## Entries supplied:
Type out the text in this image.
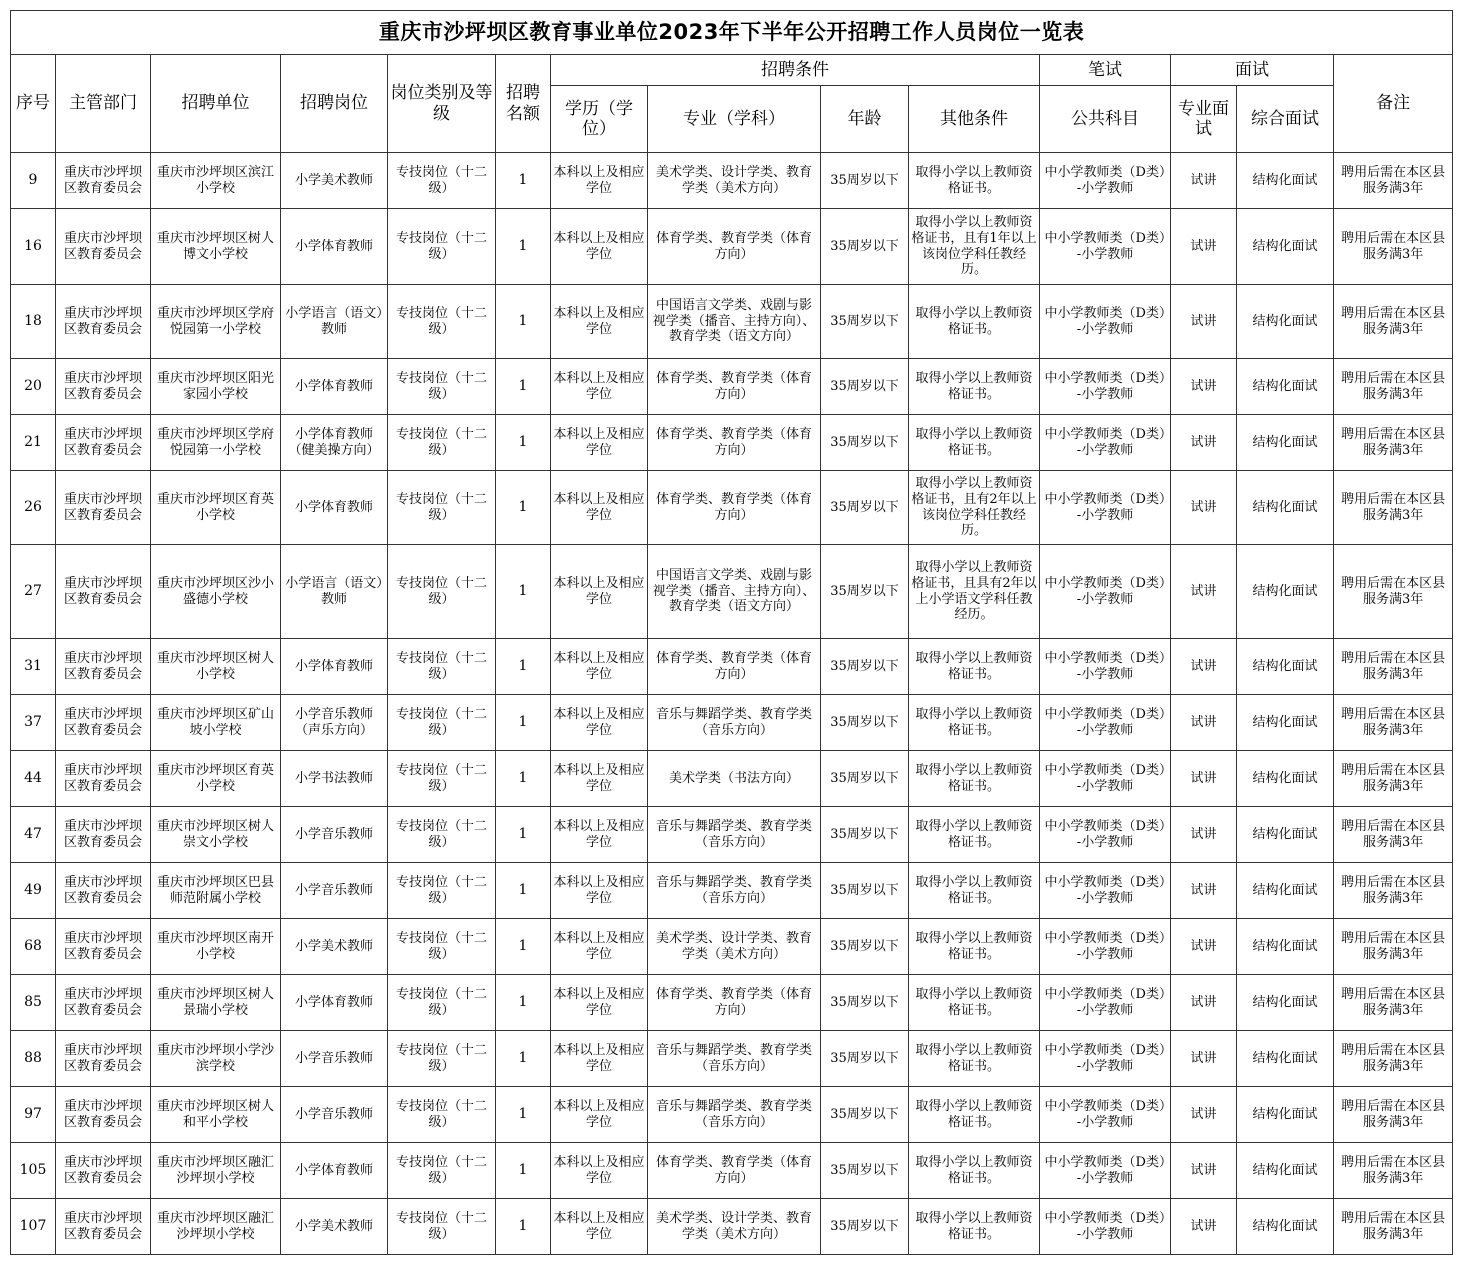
重庆市沙坪坝区教育事业单位2023年下半年公开招聘工作人员岗位一览表													
序号	主管部门	招聘单位	招聘岗位	岗位类别及等级	招聘名额	招聘条件				笔试	面试		备注
						学历（学位）	专业（学科）	年龄	其他条件	公共科目	专业面试	综合面试	
9	重庆市沙坪坝区教育委员会	重庆市沙坪坝区滨江小学校	小学美术教师	专技岗位（十二级）	1	本科以上及相应学位	美术学类、设计学类、教育学类（美术方向）	35周岁以下	取得小学以上教师资格证书。	中小学教师类（D类）-小学教师	试讲	结构化面试	聘用后需在本区县服务满3年
16	重庆市沙坪坝区教育委员会	重庆市沙坪坝区树人博文小学校	小学体育教师	专技岗位（十二级）	1	本科以上及相应学位	体育学类、教育学类（体育方向）	35周岁以下	取得小学以上教师资格证书，且有1年以上该岗位学科任教经历。	中小学教师类（D类）-小学教师	试讲	结构化面试	聘用后需在本区县服务满3年
18	重庆市沙坪坝区教育委员会	重庆市沙坪坝区学府悦园第一小学校	小学语言（语文）教师	专技岗位（十二级）	1	本科以上及相应学位	中国语言文学类、戏剧与影视学类（播音、主持方向）、教育学类（语文方向）	35周岁以下	取得小学以上教师资格证书。	中小学教师类（D类）-小学教师	试讲	结构化面试	聘用后需在本区县服务满3年
20	重庆市沙坪坝区教育委员会	重庆市沙坪坝区阳光家园小学校	小学体育教师	专技岗位（十二级）	1	本科以上及相应学位	体育学类、教育学类（体育方向）	35周岁以下	取得小学以上教师资格证书。	中小学教师类（D类）-小学教师	试讲	结构化面试	聘用后需在本区县服务满3年
21	重庆市沙坪坝区教育委员会	重庆市沙坪坝区学府悦园第一小学校	小学体育教师（健美操方向）	专技岗位（十二级）	1	本科以上及相应学位	体育学类、教育学类（体育方向）	35周岁以下	取得小学以上教师资格证书。	中小学教师类（D类）-小学教师	试讲	结构化面试	聘用后需在本区县服务满3年
26	重庆市沙坪坝区教育委员会	重庆市沙坪坝区育英小学校	小学体育教师	专技岗位（十二级）	1	本科以上及相应学位	体育学类、教育学类（体育方向）	35周岁以下	取得小学以上教师资格证书，且有2年以上该岗位学科任教经历。	中小学教师类（D类）-小学教师	试讲	结构化面试	聘用后需在本区县服务满3年
27	重庆市沙坪坝区教育委员会	重庆市沙坪坝区沙小盛德小学校	小学语言（语文）教师	专技岗位（十二级）	1	本科以上及相应学位	中国语言文学类、戏剧与影视学类（播音、主持方向）、教育学类（语文方向）	35周岁以下	取得小学以上教师资格证书，且具有2年以上小学语文学科任教经历。	中小学教师类（D类）-小学教师	试讲	结构化面试	聘用后需在本区县服务满3年
31	重庆市沙坪坝区教育委员会	重庆市沙坪坝区树人小学校	小学体育教师	专技岗位（十二级）	1	本科以上及相应学位	体育学类、教育学类（体育方向）	35周岁以下	取得小学以上教师资格证书。	中小学教师类（D类）-小学教师	试讲	结构化面试	聘用后需在本区县服务满3年
37	重庆市沙坪坝区教育委员会	重庆市沙坪坝区矿山坡小学校	小学音乐教师（声乐方向）	专技岗位（十二级）	1	本科以上及相应学位	音乐与舞蹈学类、教育学类（音乐方向）	35周岁以下	取得小学以上教师资格证书。	中小学教师类（D类）-小学教师	试讲	结构化面试	聘用后需在本区县服务满3年
44	重庆市沙坪坝区教育委员会	重庆市沙坪坝区育英小学校	小学书法教师	专技岗位（十二级）	1	本科以上及相应学位	美术学类（书法方向）	35周岁以下	取得小学以上教师资格证书。	中小学教师类（D类）-小学教师	试讲	结构化面试	聘用后需在本区县服务满3年
47	重庆市沙坪坝区教育委员会	重庆市沙坪坝区树人崇文小学校	小学音乐教师	专技岗位（十二级）	1	本科以上及相应学位	音乐与舞蹈学类、教育学类（音乐方向）	35周岁以下	取得小学以上教师资格证书。	中小学教师类（D类）-小学教师	试讲	结构化面试	聘用后需在本区县服务满3年
49	重庆市沙坪坝区教育委员会	重庆市沙坪坝区巴县师范附属小学校	小学音乐教师	专技岗位（十二级）	1	本科以上及相应学位	音乐与舞蹈学类、教育学类（音乐方向）	35周岁以下	取得小学以上教师资格证书。	中小学教师类（D类）-小学教师	试讲	结构化面试	聘用后需在本区县服务满3年
68	重庆市沙坪坝区教育委员会	重庆市沙坪坝区南开小学校	小学美术教师	专技岗位（十二级）	1	本科以上及相应学位	美术学类、设计学类、教育学类（美术方向）	35周岁以下	取得小学以上教师资格证书。	中小学教师类（D类）-小学教师	试讲	结构化面试	聘用后需在本区县服务满3年
85	重庆市沙坪坝区教育委员会	重庆市沙坪坝区树人景瑞小学校	小学体育教师	专技岗位（十二级）	1	本科以上及相应学位	体育学类、教育学类（体育方向）	35周岁以下	取得小学以上教师资格证书。	中小学教师类（D类）-小学教师	试讲	结构化面试	聘用后需在本区县服务满3年
88	重庆市沙坪坝区教育委员会	重庆市沙坪坝小学沙滨学校	小学音乐教师	专技岗位（十二级）	1	本科以上及相应学位	音乐与舞蹈学类、教育学类（音乐方向）	35周岁以下	取得小学以上教师资格证书。	中小学教师类（D类）-小学教师	试讲	结构化面试	聘用后需在本区县服务满3年
97	重庆市沙坪坝区教育委员会	重庆市沙坪坝区树人和平小学校	小学音乐教师	专技岗位（十二级）	1	本科以上及相应学位	音乐与舞蹈学类、教育学类（音乐方向）	35周岁以下	取得小学以上教师资格证书。	中小学教师类（D类）-小学教师	试讲	结构化面试	聘用后需在本区县服务满3年
105	重庆市沙坪坝区教育委员会	重庆市沙坪坝区融汇沙坪坝小学校	小学体育教师	专技岗位（十二级）	1	本科以上及相应学位	体育学类、教育学类（体育方向）	35周岁以下	取得小学以上教师资格证书。	中小学教师类（D类）-小学教师	试讲	结构化面试	聘用后需在本区县服务满3年
107	重庆市沙坪坝区教育委员会	重庆市沙坪坝区融汇沙坪坝小学校	小学美术教师	专技岗位（十二级）	1	本科以上及相应学位	美术学类、设计学类、教育学类（美术方向）	35周岁以下	取得小学以上教师资格证书。	中小学教师类（D类）-小学教师	试讲	结构化面试	聘用后需在本区县服务满3年
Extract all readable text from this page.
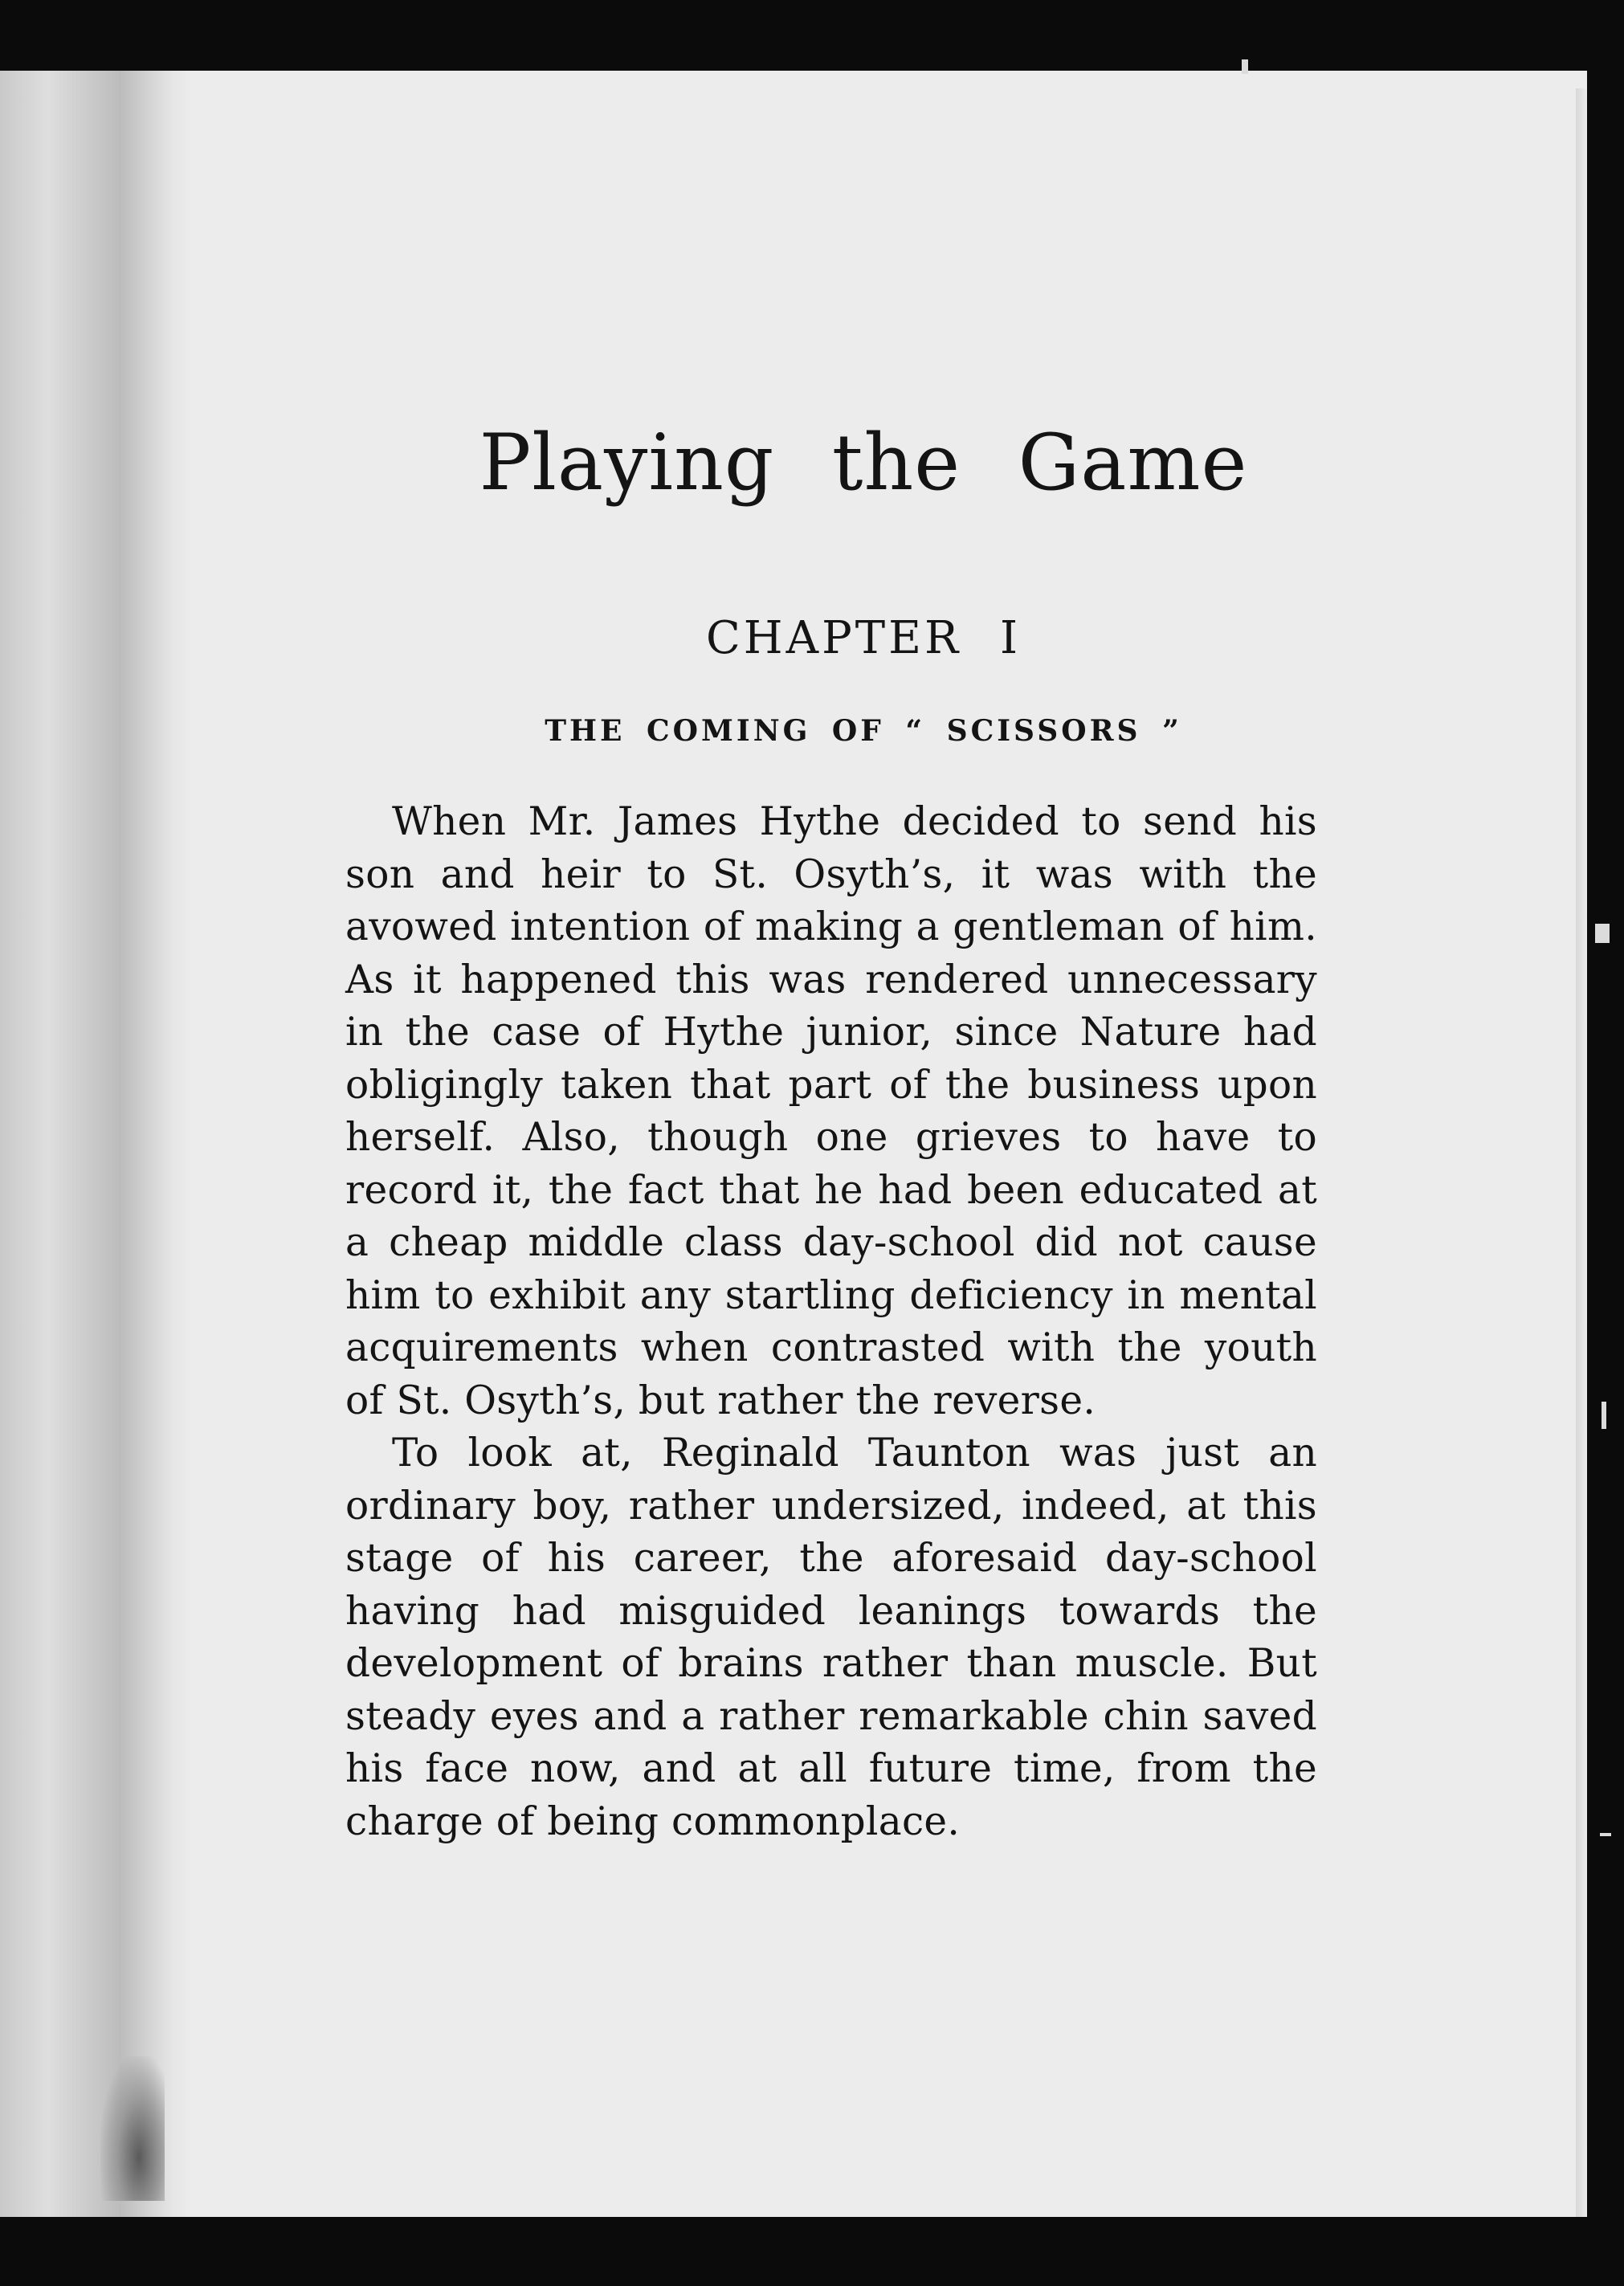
Playing the Game
CHAPTER I
THE COMING OF “ SCISSORS ”

When Mr. James Hythe decided to send his son and heir to St. Osyth’s, it was with the avowed intention of making a gentleman of him. As it happened this was rendered unnecessary in the case of Hythe junior, since Nature had obligingly taken that part of the business upon herself. Also, though one grieves to have to record it, the fact that he had been educated at a cheap middle class day-school did not cause him to exhibit any startling deficiency in mental acquirements when contrasted with the youth of St. Osyth’s, but rather the reverse.

To look at, Reginald Taunton was just an ordinary boy, rather undersized, indeed, at this stage of his career, the aforesaid day-school having had misguided leanings towards the development of brains rather than muscle. But steady eyes and a rather remarkable chin saved his face now, and at all future time, from the charge of being commonplace.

## Aim of the task:
From the material above, write out exactly the lines from the line with "Extract all readable text from this page." through the closing line, inclusive, and no pictures.

## Answer for the task:
Extract all readable text from this page.
Playing the Game
CHAPTER I
THE COMING OF “ SCISSORS ”

When Mr. James Hythe decided to send his son and heir to St. Osyth’s, it was with the avowed intention of making a gentleman of him. As it happened this was rendered unnecessary in the case of Hythe junior, since Nature had obligingly taken that part of the business upon herself. Also, though one grieves to have to record it, the fact that he had been educated at a cheap middle class day-school did not cause him to exhibit any startling deficiency in mental acquirements when contrasted with the youth of St. Osyth’s, but rather the reverse.

To look at, Reginald Taunton was just an ordinary boy, rather undersized, indeed, at this stage of his career, the aforesaid day-school having had misguided leanings towards the development of brains rather than muscle. But steady eyes and a rather remarkable chin saved his face now, and at all future time, from the charge of being commonplace.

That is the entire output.